At the start of the evening Gebrselassie stood unchallenged as the supreme distance runner of all time. By the end of the latest grand prix show, time had passed him by. The name of the world and Olympic 10,000m champion no longer adorns the world record books, at any rate not those listing purely the best outdoor performances of all time. First the 5,000m record he set in Zurich only last week fell to Daniel Komen, the Kenyan world champion at the distance, eclipsing it by 2.14 seconds with a time of 12min 39.72sec. Then the 10,000m record he clocked in Oslo last month was consigned to history by another Kenyan, Paul Tergat, the world cross- country champion for the past three years. The margin was even greater, Tergat pushing the time-barrier back 3.47 seconds to 26:27.85.

(Collected data)
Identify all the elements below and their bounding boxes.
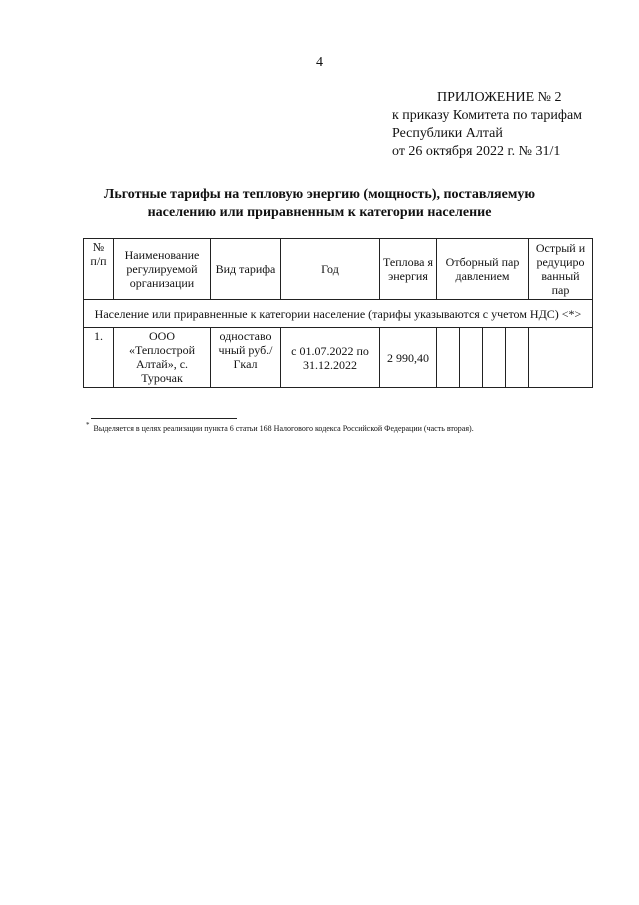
table-section-row xyxy=(84,300,593,328)
cell-num: 1. xyxy=(84,328,114,388)
header-tariff-type: Вид тарифа xyxy=(211,239,281,300)
section-label: Население или приравненные к категории население (тарифы указываются с учетом НДС) <*> xyxy=(84,300,593,328)
cell-steam-1 xyxy=(437,328,460,388)
cell-organization: ООО «Теплострой Алтай», с. Турочак xyxy=(114,328,211,388)
cell-year: с 01.07.2022 по 31.12.2022 xyxy=(281,328,380,388)
header-selected-steam: Отборный пар давлением xyxy=(437,239,529,300)
appendix-block xyxy=(392,89,582,161)
page-number: 4 xyxy=(316,55,323,70)
tariff-table xyxy=(83,238,593,388)
appendix-line: Республики Алтай xyxy=(392,126,503,141)
cell-steam-2 xyxy=(460,328,483,388)
cell-heat-energy: 2 990,40 xyxy=(380,328,437,388)
table-row xyxy=(84,328,593,388)
footnote xyxy=(86,421,474,433)
appendix-line: от 26 октября 2022 г. № 31/1 xyxy=(392,144,561,159)
cell-tariff-type: одноставо чный руб./Гкал xyxy=(211,328,281,388)
footnote-text: Выделяется в целях реализации пункта 6 статьи 168 Налогового кодекса Российской Федерации (часть вторая). xyxy=(93,423,474,433)
title-line: населению или приравненным к категории население xyxy=(147,205,492,220)
header-heat-energy: Теплова я энергия xyxy=(380,239,437,300)
header-organization: Наименование регулируемой организации xyxy=(114,239,211,300)
title-line: Льготные тарифы на тепловую энергию (мощность), поставляемую xyxy=(103,187,536,202)
footnote-marker: * xyxy=(86,421,90,429)
header-num: № п/п xyxy=(84,239,114,300)
document-title xyxy=(60,186,579,222)
appendix-title: ПРИЛОЖЕНИЕ № 2 xyxy=(437,90,562,105)
cell-live-steam xyxy=(529,328,593,388)
cell-steam-3 xyxy=(483,328,506,388)
table-header-row xyxy=(84,239,593,300)
appendix-line: к приказу Комитета по тарифам xyxy=(392,108,583,123)
footnote-divider xyxy=(91,418,237,419)
header-live-steam: Острый и редуциро ванный пар xyxy=(529,239,593,300)
header-year: Год xyxy=(281,239,380,300)
cell-steam-4 xyxy=(506,328,529,388)
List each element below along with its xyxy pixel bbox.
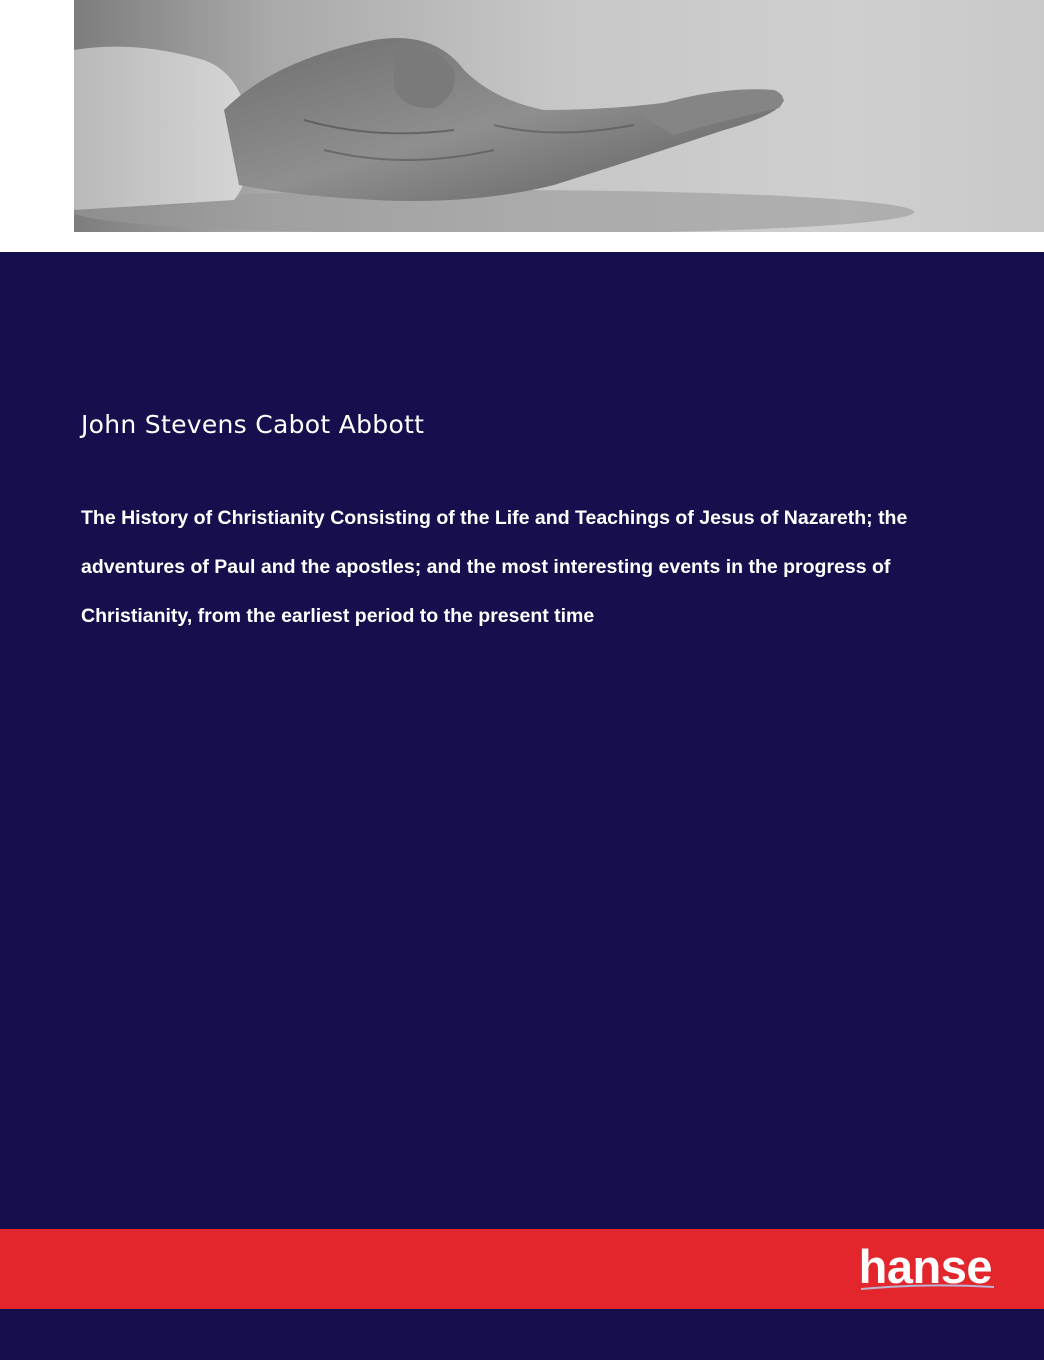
publisher-logo xyxy=(859,1237,992,1297)
publisher-logo-text: hanse xyxy=(858,1240,992,1293)
top-white-band xyxy=(0,0,1044,252)
cover-photo-open-hand xyxy=(74,0,1044,232)
author-name: John Stevens Cabot Abbott xyxy=(81,410,425,439)
logo-swoosh-icon xyxy=(861,1283,994,1291)
open-hand-illustration xyxy=(74,0,1044,232)
book-title: The History of Christianity Consisting of the Life and Teachings of Jesus of Nazareth; the adventures of Paul and the apostles; and the most interesting events in the progress of Christianity, from the earliest period to the present time xyxy=(81,507,908,627)
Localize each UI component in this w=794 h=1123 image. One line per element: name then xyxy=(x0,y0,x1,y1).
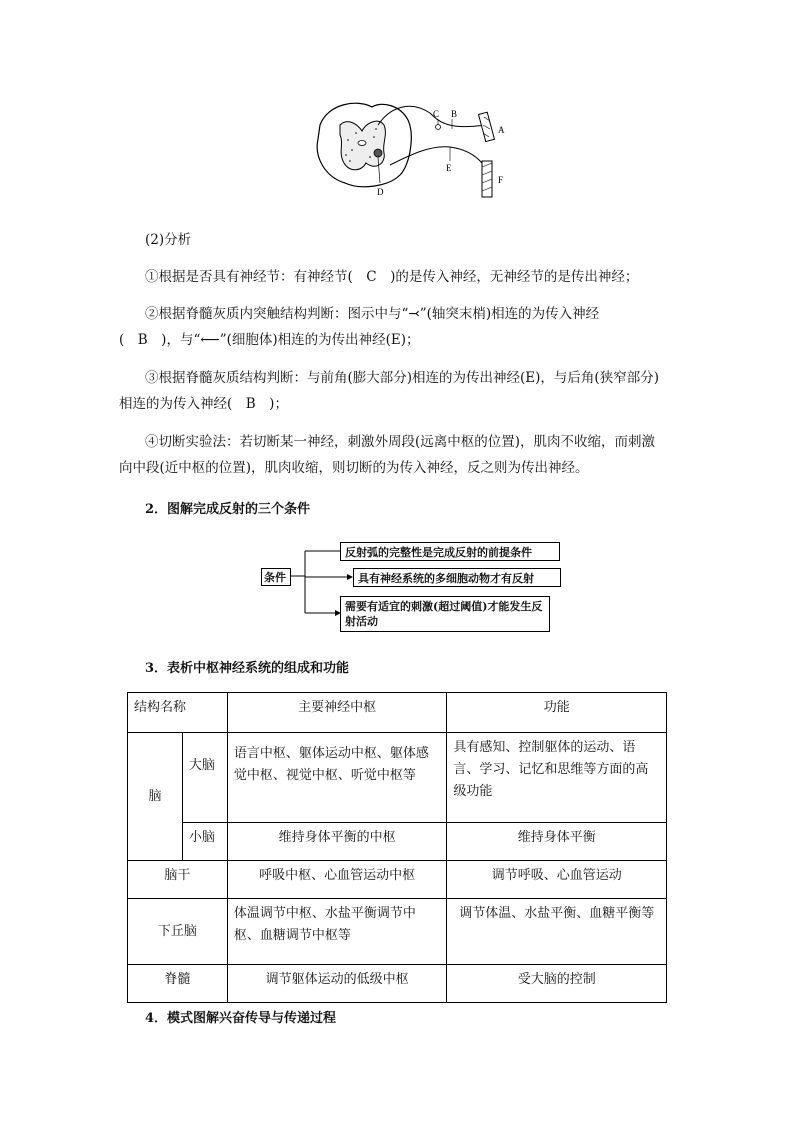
row-function: 调节呼吸、心血管运动 xyxy=(447,861,667,899)
header-function: 功能 xyxy=(447,693,667,733)
header-structure: 结构名称 xyxy=(128,693,228,733)
row-function: 具有感知、控制躯体的运动、语言、学习、记忆和思维等方面的高级功能 xyxy=(447,733,667,823)
analysis-item-4: ④切断实验法：若切断某一神经，刺激外周段(远离中枢的位置)，肌肉不收缩，而刺激 向中段(近中枢的位置)，肌肉收缩，则切断的为传入神经，反之则为传出神经。 xyxy=(119,434,656,476)
table-row xyxy=(128,861,667,899)
row-centers: 语言中枢、躯体运动中枢、躯体感觉中枢、视觉中枢、听觉中枢等 xyxy=(227,733,447,823)
row-centers: 体温调节中枢、水盐平衡调节中枢、血糖调节中枢等 xyxy=(227,899,447,965)
row-function: 调节体温、水盐平衡、血糖平衡等 xyxy=(447,899,667,965)
analysis-item-2: ②根据脊髓灰质内突触结构判断：图示中与“⤙”(轴突末梢)相连的为传入神经 ( B )，与“⟵”(细胞体)相连的为传出神经(E)； xyxy=(119,306,600,348)
condition-3: 需要有适宜的刺激(超过阈值)才能发生反射活动 xyxy=(340,596,550,632)
label-d: D xyxy=(377,187,384,197)
label-c: C xyxy=(433,109,440,119)
row-name: 下丘脑 xyxy=(128,899,228,965)
reflex-arc-figure xyxy=(300,95,530,210)
table-row xyxy=(128,899,667,965)
condition-2: 具有神经系统的多细胞动物才有反射 xyxy=(353,568,561,587)
row-centers: 维持身体平衡的中枢 xyxy=(227,823,447,861)
table-row xyxy=(128,823,667,861)
analysis-title: (2)分析 xyxy=(145,232,192,248)
header-centers: 主要神经中枢 xyxy=(227,693,447,733)
row-name: 小脑 xyxy=(182,823,227,861)
row-name: 脑干 xyxy=(128,861,228,899)
label-e: E xyxy=(446,163,452,173)
analysis-item-1: ①根据是否具有神经节：有神经节( C )的是传入神经，无神经节的是传出神经； xyxy=(145,269,639,285)
section-4-heading: 4．模式图解兴奋传导与传递过程 xyxy=(145,1011,337,1026)
label-a: A xyxy=(498,125,505,135)
table-row xyxy=(128,733,667,823)
condition-1: 反射弧的完整性是完成反射的前提条件 xyxy=(340,542,560,561)
row-centers: 调节躯体运动的低级中枢 xyxy=(227,965,447,1003)
table-header-row xyxy=(128,693,667,733)
analysis-item-3: ③根据脊髓灰质结构判断：与前角(膨大部分)相连的为传出神经(E)，与后角(狭窄部分) 相连的为传入神经( B )； xyxy=(119,370,659,412)
row-function: 维持身体平衡 xyxy=(447,823,667,861)
row-centers: 呼吸中枢、心血管运动中枢 xyxy=(227,861,447,899)
label-b: B xyxy=(451,109,458,119)
row-function: 受大脑的控制 xyxy=(447,965,667,1003)
table-row xyxy=(128,965,667,1003)
section-3-heading: 3．表析中枢神经系统的组成和功能 xyxy=(145,661,350,676)
cns-table xyxy=(127,692,667,1003)
label-f: F xyxy=(498,175,504,185)
conditions-root: 条件 xyxy=(261,568,291,586)
row-name: 大脑 xyxy=(182,733,227,823)
row-name: 脊髓 xyxy=(128,965,228,1003)
brain-label: 脑 xyxy=(128,733,183,861)
section-2-heading: 2．图解完成反射的三个条件 xyxy=(145,502,311,517)
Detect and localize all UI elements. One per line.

What to do
Based on the race report, decide whether each statement is true, answering yes or no and quoting the words that settle it: 1. Komen beat the 5,000m record by 2.14 seconds. 2. Gebrselassie set his 10,000m record in Zurich. 3. Tergat improved the 10,000m record by a smaller margin than Komen improved the 5,000m record.

Answer below
1. Yes: "eclipsing it by 2.14 seconds with a time of 12min 39.72sec"
2. No: "the 10,000m record he clocked in Oslo last month"
3. No: "The margin was even greater, Tergat pushing the time-barrier back 3.47 seconds"